■ WHAT NEEDS TO BE DONE
Check each line of the records below for the word "icon" and copy those where it appears.

■ EXERCISE DATA

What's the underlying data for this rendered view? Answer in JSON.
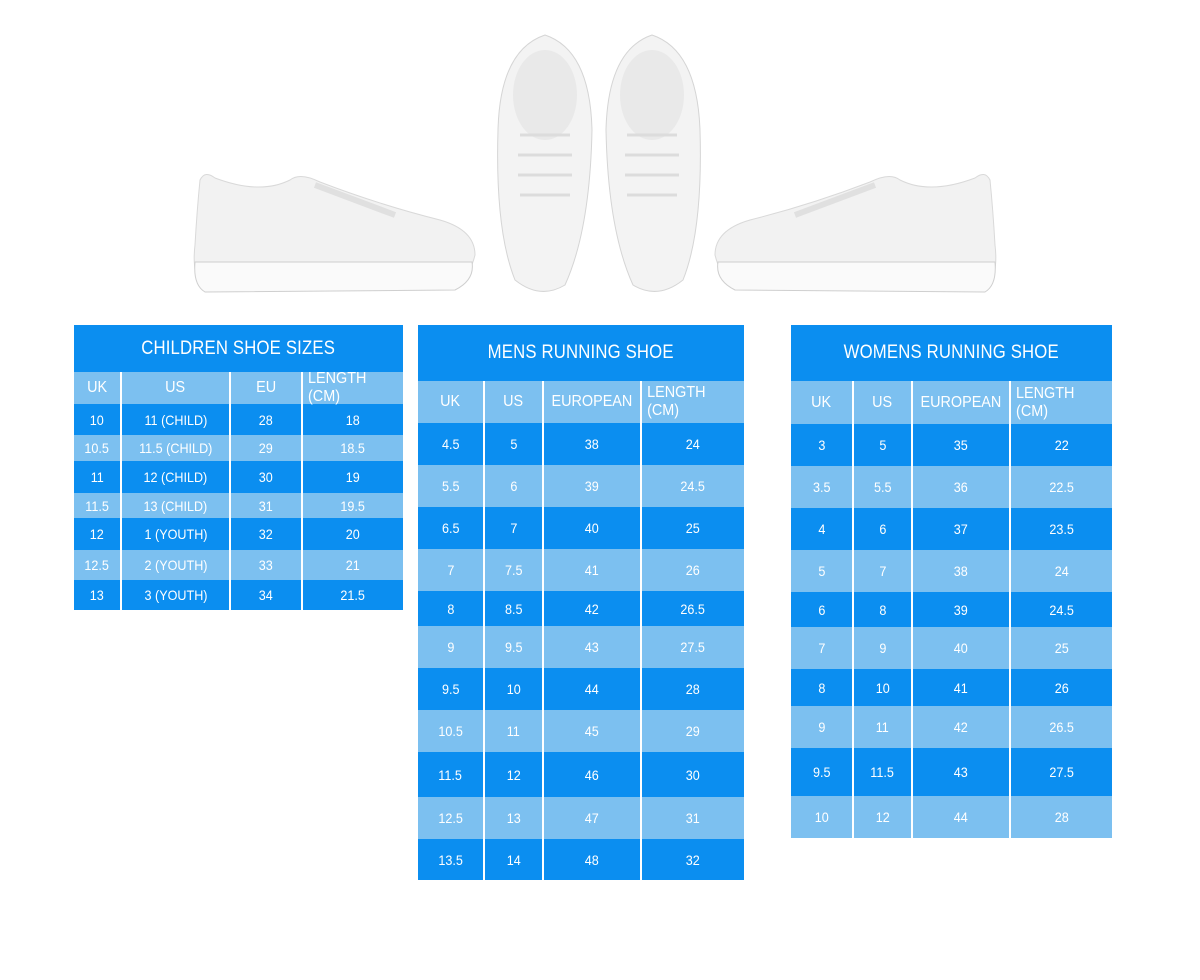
{
  "colors": {
    "dark_row": "#0b8ef0",
    "light_row": "#7cc0f0",
    "text": "#ffffff"
  },
  "shoe_images": [
    "side-view-left-icon",
    "top-view-pair-icon",
    "side-view-right-icon"
  ],
  "children": {
    "title": "CHILDREN SHOE SIZES",
    "headers": [
      "UK",
      "US",
      "EU",
      "LENGTH (CM)"
    ],
    "rows": [
      [
        "10",
        "11 (CHILD)",
        "28",
        "18"
      ],
      [
        "10.5",
        "11.5 (CHILD)",
        "29",
        "18.5"
      ],
      [
        "11",
        "12 (CHILD)",
        "30",
        "19"
      ],
      [
        "11.5",
        "13 (CHILD)",
        "31",
        "19.5"
      ],
      [
        "12",
        "1 (YOUTH)",
        "32",
        "20"
      ],
      [
        "12.5",
        "2 (YOUTH)",
        "33",
        "21"
      ],
      [
        "13",
        "3 (YOUTH)",
        "34",
        "21.5"
      ]
    ]
  },
  "mens": {
    "title": "MENS RUNNING SHOE",
    "headers": [
      "UK",
      "US",
      "EUROPEAN",
      "LENGTH (CM)"
    ],
    "rows": [
      [
        "4.5",
        "5",
        "38",
        "24"
      ],
      [
        "5.5",
        "6",
        "39",
        "24.5"
      ],
      [
        "6.5",
        "7",
        "40",
        "25"
      ],
      [
        "7",
        "7.5",
        "41",
        "26"
      ],
      [
        "8",
        "8.5",
        "42",
        "26.5"
      ],
      [
        "9",
        "9.5",
        "43",
        "27.5"
      ],
      [
        "9.5",
        "10",
        "44",
        "28"
      ],
      [
        "10.5",
        "11",
        "45",
        "29"
      ],
      [
        "11.5",
        "12",
        "46",
        "30"
      ],
      [
        "12.5",
        "13",
        "47",
        "31"
      ],
      [
        "13.5",
        "14",
        "48",
        "32"
      ]
    ]
  },
  "womens": {
    "title": "WOMENS RUNNING SHOE",
    "headers": [
      "UK",
      "US",
      "EUROPEAN",
      "LENGTH (CM)"
    ],
    "rows": [
      [
        "3",
        "5",
        "35",
        "22"
      ],
      [
        "3.5",
        "5.5",
        "36",
        "22.5"
      ],
      [
        "4",
        "6",
        "37",
        "23.5"
      ],
      [
        "5",
        "7",
        "38",
        "24"
      ],
      [
        "6",
        "8",
        "39",
        "24.5"
      ],
      [
        "7",
        "9",
        "40",
        "25"
      ],
      [
        "8",
        "10",
        "41",
        "26"
      ],
      [
        "9",
        "11",
        "42",
        "26.5"
      ],
      [
        "9.5",
        "11.5",
        "43",
        "27.5"
      ],
      [
        "10",
        "12",
        "44",
        "28"
      ]
    ]
  }
}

■ RESULT BELOW
    "side-view-left-icon",
    "top-view-pair-icon",
    "side-view-right-icon"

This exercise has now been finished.